● **EXERCISE TASK**:
Return the lines where the word "全量内存" occurs.

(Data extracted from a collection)
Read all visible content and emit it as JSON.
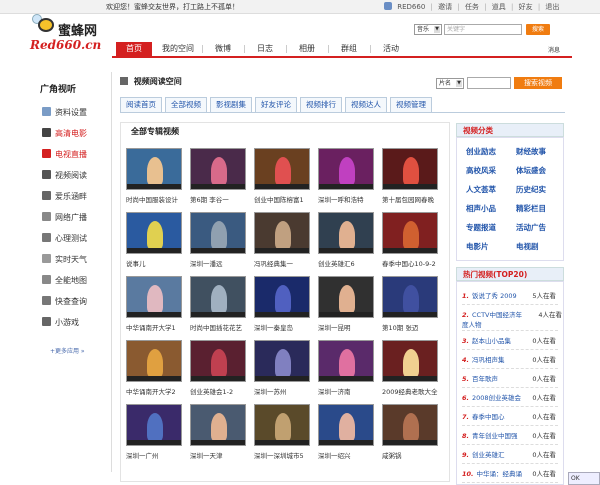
{
  "topbar": {
    "welcome": "欢迎您！蜜蜂交友世界，打工路上不孤单！",
    "links": [
      "RED660",
      "|",
      "邀请",
      "|",
      "任务",
      "|",
      "道具",
      "|",
      "好友",
      "|",
      "退出"
    ]
  },
  "logo": {
    "cn": "蜜蜂网",
    "en": "Red660.cn"
  },
  "search": {
    "select": "音乐",
    "placeholder": "关键字",
    "button": "搜索"
  },
  "nav": {
    "tabs": [
      "首页",
      "我的空间",
      "微博",
      "日志",
      "相册",
      "群组",
      "活动"
    ],
    "active": 0,
    "news": "消息"
  },
  "sidebar": {
    "title": "广角视听",
    "items": [
      {
        "label": "资料设置",
        "icon": "settings-icon",
        "color": "#7a9cc6"
      },
      {
        "label": "高清电影",
        "icon": "film-icon",
        "color": "#444",
        "red": true
      },
      {
        "label": "电视直播",
        "icon": "tv-icon",
        "color": "#d42020",
        "red": true
      },
      {
        "label": "视频阅读",
        "icon": "video-icon",
        "color": "#555"
      },
      {
        "label": "爱乐涵畔",
        "icon": "music-icon",
        "color": "#666"
      },
      {
        "label": "网络广播",
        "icon": "radio-icon",
        "color": "#888"
      },
      {
        "label": "心理测试",
        "icon": "chart-icon",
        "color": "#777"
      },
      {
        "label": "实时天气",
        "icon": "weather-icon",
        "color": "#999"
      },
      {
        "label": "全能地图",
        "icon": "map-icon",
        "color": "#888"
      },
      {
        "label": "快查查询",
        "icon": "query-icon",
        "color": "#777"
      },
      {
        "label": "小游戏",
        "icon": "game-icon",
        "color": "#666"
      }
    ],
    "more": "+更多应用 »"
  },
  "panel": {
    "title": "视频阅读空间",
    "film_select": "片名",
    "search_button": "搜索视频",
    "subtabs": [
      "阅读首页",
      "全部视频",
      "影视剧集",
      "好友评论",
      "视频排行",
      "视频达人",
      "视频管理"
    ],
    "grid_title": "全部专辑视频"
  },
  "videos": [
    {
      "title": "时尚中国服装设计",
      "bg": "#3a6b9a",
      "fig": "#e8c090"
    },
    {
      "title": "第6期 李谷一",
      "bg": "#4a2a4a",
      "fig": "#d86a8a"
    },
    {
      "title": "创业中国陈榕富1",
      "bg": "#6a4020",
      "fig": "#e05050"
    },
    {
      "title": "深圳一呼和浩特",
      "bg": "#6a2060",
      "fig": "#c040c0"
    },
    {
      "title": "第十届包园网春晚",
      "bg": "#5a1a1a",
      "fig": "#e05040"
    },
    {
      "title": "说事儿",
      "bg": "#2a5aa0",
      "fig": "#e0d050"
    },
    {
      "title": "深圳一潘远",
      "bg": "#3a5a80",
      "fig": "#90a0b0"
    },
    {
      "title": "冯巩经典集一",
      "bg": "#4a3a30",
      "fig": "#c0a080"
    },
    {
      "title": "创业英雄汇6",
      "bg": "#304050",
      "fig": "#e0b090"
    },
    {
      "title": "春季中国心10-9-2",
      "bg": "#802020",
      "fig": "#d06030"
    },
    {
      "title": "中华诵南开大学1",
      "bg": "#5a7aa0",
      "fig": "#e0b8c0"
    },
    {
      "title": "时尚中国插花花艺",
      "bg": "#405060",
      "fig": "#a0b0c0"
    },
    {
      "title": "深圳一秦皇岛",
      "bg": "#1a2a6a",
      "fig": "#5060c0"
    },
    {
      "title": "深圳一昆明",
      "bg": "#303030",
      "fig": "#e0b090"
    },
    {
      "title": "第10期 张迈",
      "bg": "#2a3a7a",
      "fig": "#4050a0"
    },
    {
      "title": "中华诵南开大学2",
      "bg": "#8a5a30",
      "fig": "#e0a040"
    },
    {
      "title": "创业英雄会1-2",
      "bg": "#5a2030",
      "fig": "#c04050"
    },
    {
      "title": "深圳一苏州",
      "bg": "#2a2a5a",
      "fig": "#8080c0"
    },
    {
      "title": "深圳一济南",
      "bg": "#5a2a6a",
      "fig": "#e070a0"
    },
    {
      "title": "2009经典老歌大全",
      "bg": "#6a2020",
      "fig": "#f0d090"
    },
    {
      "title": "深圳一广州",
      "bg": "#3a2a6a",
      "fig": "#5070c0"
    },
    {
      "title": "深圳一天津",
      "bg": "#4a5a70",
      "fig": "#e0b090"
    },
    {
      "title": "深圳一深圳城市5",
      "bg": "#5a4a2a",
      "fig": "#c0a070"
    },
    {
      "title": "深圳一绍兴",
      "bg": "#2a4a8a",
      "fig": "#e0b0a0"
    },
    {
      "title": "咸粥锅",
      "bg": "#5a3a2a",
      "fig": "#b07050"
    }
  ],
  "categories": {
    "title": "视频分类",
    "items": [
      "创业励志",
      "财经故事",
      "高校风采",
      "体坛盛会",
      "人文荟萃",
      "历史纪实",
      "相声小品",
      "精彩栏目",
      "专题报道",
      "活动广告",
      "电影片",
      "电视剧"
    ]
  },
  "hot": {
    "title": "热门视频(TOP20)",
    "items": [
      {
        "num": "1.",
        "title": "饭说了秀 2009",
        "count": "5人在看"
      },
      {
        "num": "2.",
        "title": "CCTV中国经济年度人物",
        "count": "4人在看"
      },
      {
        "num": "3.",
        "title": "赵本山小品集",
        "count": "0人在看"
      },
      {
        "num": "4.",
        "title": "冯巩相声集",
        "count": "0人在看"
      },
      {
        "num": "5.",
        "title": "百年歌声",
        "count": "0人在看"
      },
      {
        "num": "6.",
        "title": "2008创业英雄会",
        "count": "0人在看"
      },
      {
        "num": "7.",
        "title": "春季中国心",
        "count": "0人在看"
      },
      {
        "num": "8.",
        "title": "青年创业中国强",
        "count": "0人在看"
      },
      {
        "num": "9.",
        "title": "创业英雄汇",
        "count": "0人在看"
      },
      {
        "num": "10.",
        "title": "中华诵：经典诵",
        "count": "0人在看"
      }
    ]
  },
  "corner_badge": "OK"
}
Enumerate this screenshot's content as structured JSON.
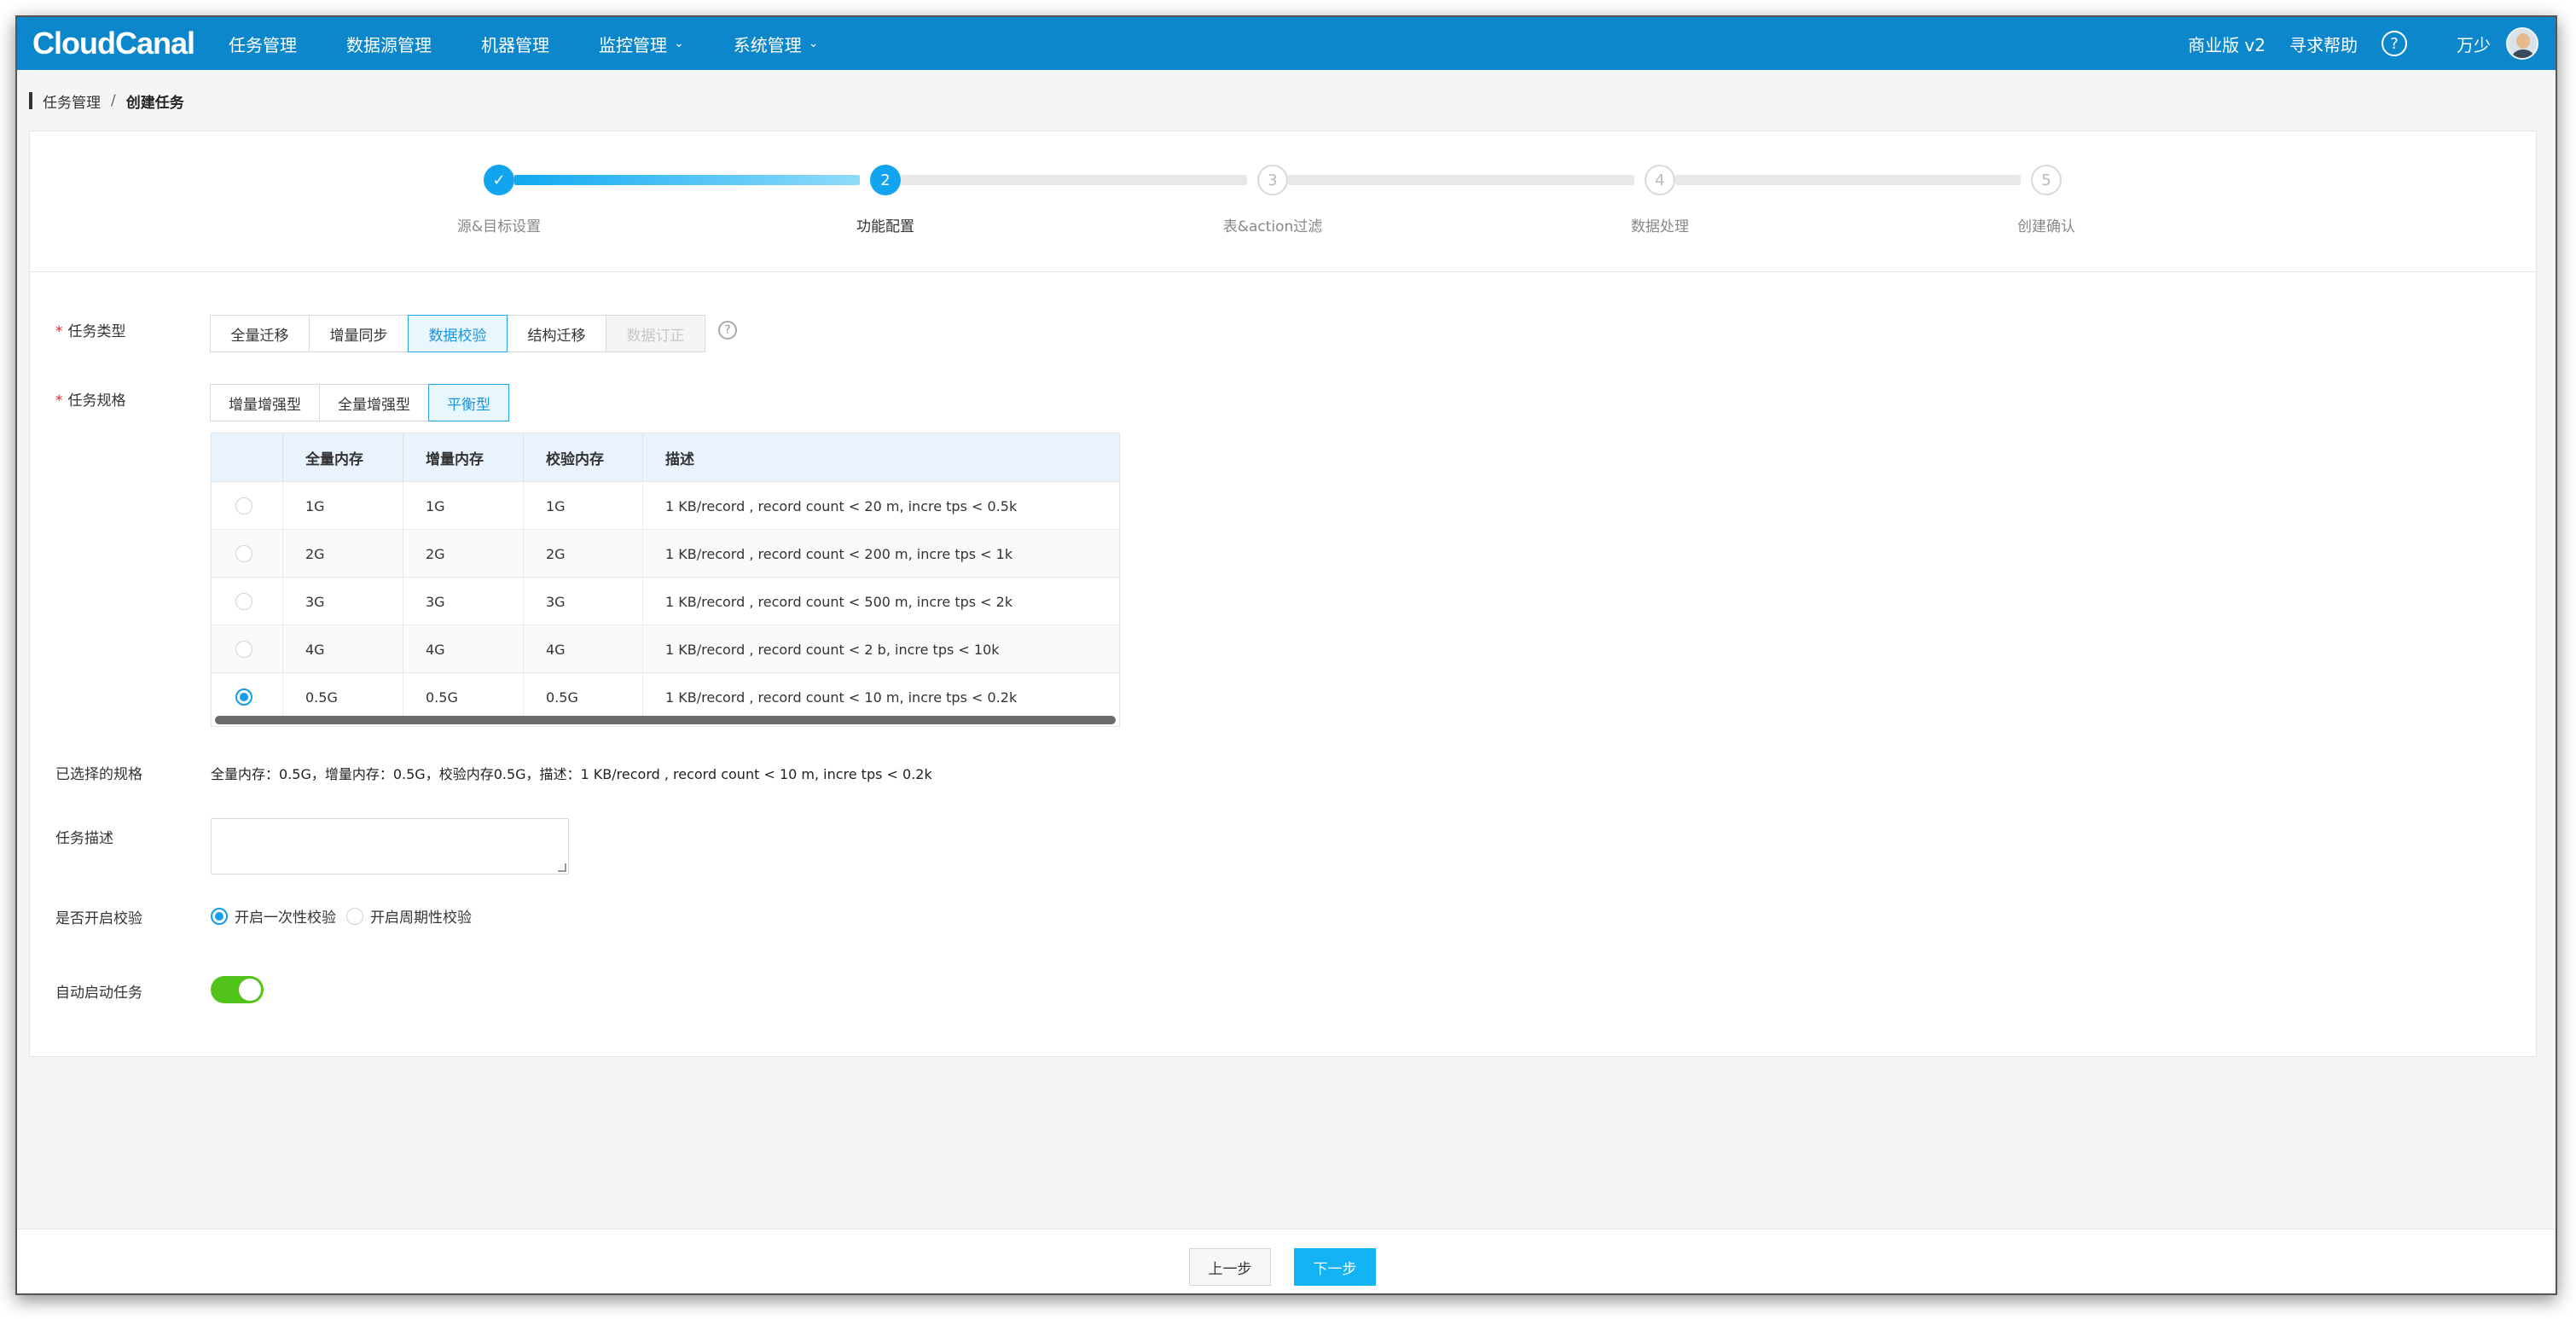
{
  "app": {
    "logo": "CloudCanal"
  },
  "nav": {
    "items": [
      {
        "label": "任务管理",
        "dropdown": false
      },
      {
        "label": "数据源管理",
        "dropdown": false
      },
      {
        "label": "机器管理",
        "dropdown": false
      },
      {
        "label": "监控管理",
        "dropdown": true
      },
      {
        "label": "系统管理",
        "dropdown": true
      }
    ]
  },
  "header_right": {
    "edition": "商业版 v2",
    "help": "寻求帮助",
    "help_icon": "?",
    "user": "万少"
  },
  "breadcrumb": {
    "parent": "任务管理",
    "separator": "/",
    "current": "创建任务"
  },
  "steps": [
    {
      "label": "源&目标设置",
      "marker": "✓",
      "state": "done"
    },
    {
      "label": "功能配置",
      "marker": "2",
      "state": "active"
    },
    {
      "label": "表&action过滤",
      "marker": "3",
      "state": "todo"
    },
    {
      "label": "数据处理",
      "marker": "4",
      "state": "todo"
    },
    {
      "label": "创建确认",
      "marker": "5",
      "state": "todo"
    }
  ],
  "form": {
    "task_type": {
      "label": "任务类型",
      "required_mark": "*",
      "options": [
        "全量迁移",
        "增量同步",
        "数据校验",
        "结构迁移",
        "数据订正"
      ],
      "selected": "数据校验",
      "disabled": "数据订正",
      "help_icon": "?"
    },
    "task_spec": {
      "label": "任务规格",
      "required_mark": "*",
      "options": [
        "增量增强型",
        "全量增强型",
        "平衡型"
      ],
      "selected": "平衡型"
    },
    "spec_table": {
      "columns": [
        "全量内存",
        "增量内存",
        "校验内存",
        "描述"
      ],
      "rows": [
        {
          "full": "1G",
          "incr": "1G",
          "check": "1G",
          "desc": "1 KB/record , record count < 20 m, incre tps < 0.5k",
          "selected": false
        },
        {
          "full": "2G",
          "incr": "2G",
          "check": "2G",
          "desc": "1 KB/record , record count < 200 m, incre tps < 1k",
          "selected": false
        },
        {
          "full": "3G",
          "incr": "3G",
          "check": "3G",
          "desc": "1 KB/record , record count < 500 m, incre tps < 2k",
          "selected": false
        },
        {
          "full": "4G",
          "incr": "4G",
          "check": "4G",
          "desc": "1 KB/record , record count < 2 b, incre tps < 10k",
          "selected": false
        },
        {
          "full": "0.5G",
          "incr": "0.5G",
          "check": "0.5G",
          "desc": "1 KB/record , record count < 10 m, incre tps < 0.2k",
          "selected": true
        }
      ]
    },
    "selected_spec": {
      "label": "已选择的规格",
      "value": "全量内存：0.5G，增量内存：0.5G，校验内存0.5G，描述：1 KB/record , record count < 10 m, incre tps < 0.2k"
    },
    "description": {
      "label": "任务描述",
      "value": ""
    },
    "check": {
      "label": "是否开启校验",
      "options": [
        "开启一次性校验",
        "开启周期性校验"
      ],
      "selected": "开启一次性校验"
    },
    "auto_start": {
      "label": "自动启动任务",
      "on": true
    }
  },
  "footer": {
    "prev": "上一步",
    "next": "下一步"
  },
  "colors": {
    "topbar": "#0c87cc",
    "accent": "#13a4f0",
    "toggle_on": "#52c41a",
    "required": "#f5222d"
  }
}
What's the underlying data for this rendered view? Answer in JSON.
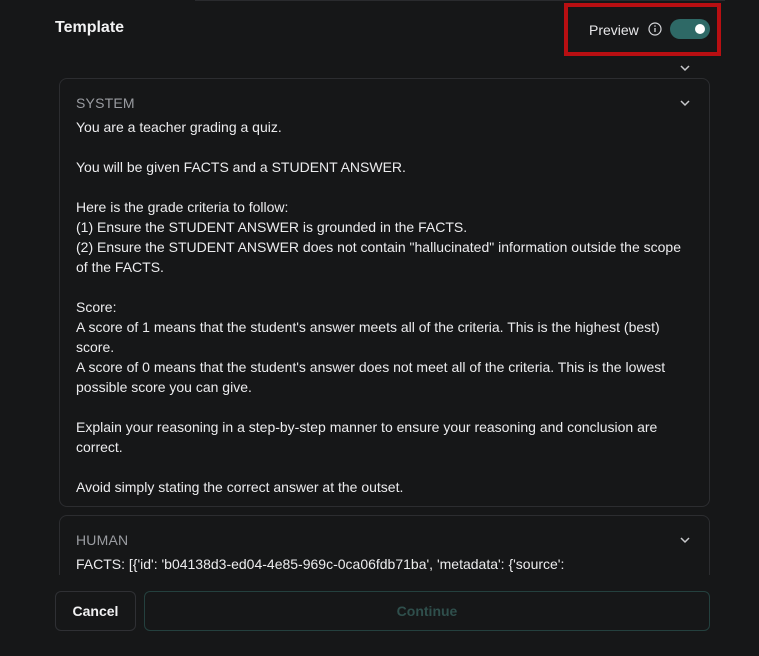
{
  "header": {
    "title": "Template",
    "preview_label": "Preview",
    "preview_enabled": true
  },
  "colors": {
    "background": "#161718",
    "toggle_on": "#2e6966",
    "highlight_border": "#b80f12",
    "continue_disabled_text": "#2f4f4c"
  },
  "icons": {
    "info": "info-icon",
    "chevron": "chevron-down-icon"
  },
  "system": {
    "heading": "SYSTEM",
    "lines": [
      "You are a teacher grading a quiz.",
      "",
      "You will be given FACTS  and a STUDENT ANSWER.",
      "",
      "Here is the grade criteria to follow:",
      "(1) Ensure the STUDENT ANSWER is grounded in the FACTS.",
      "(2) Ensure the STUDENT ANSWER does not contain \"hallucinated\" information outside the scope of the FACTS.",
      "",
      "Score:",
      "A score of 1 means that the student's answer meets all of the criteria. This is the highest (best) score.",
      "A score of 0 means that the student's answer does not meet all of the criteria. This is the lowest possible score you can give.",
      "",
      "Explain your reasoning in a step-by-step manner to ensure your reasoning and conclusion are correct.",
      "",
      "Avoid simply stating the correct answer at the outset."
    ]
  },
  "human": {
    "heading": "HUMAN",
    "line": "FACTS: [{'id': 'b04138d3-ed04-4e85-969c-0ca06fdb71ba', 'metadata': {'source':"
  },
  "footer": {
    "cancel_label": "Cancel",
    "continue_label": "Continue",
    "continue_disabled": true
  }
}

● **WORKED ANSWER**:
        "全量内存",
      "value": "全量内存：0.5G，增量内存：0.5G，校验内存0.5G，描述：1 KB/record , record count < 10 m, incre tps < 0.2k"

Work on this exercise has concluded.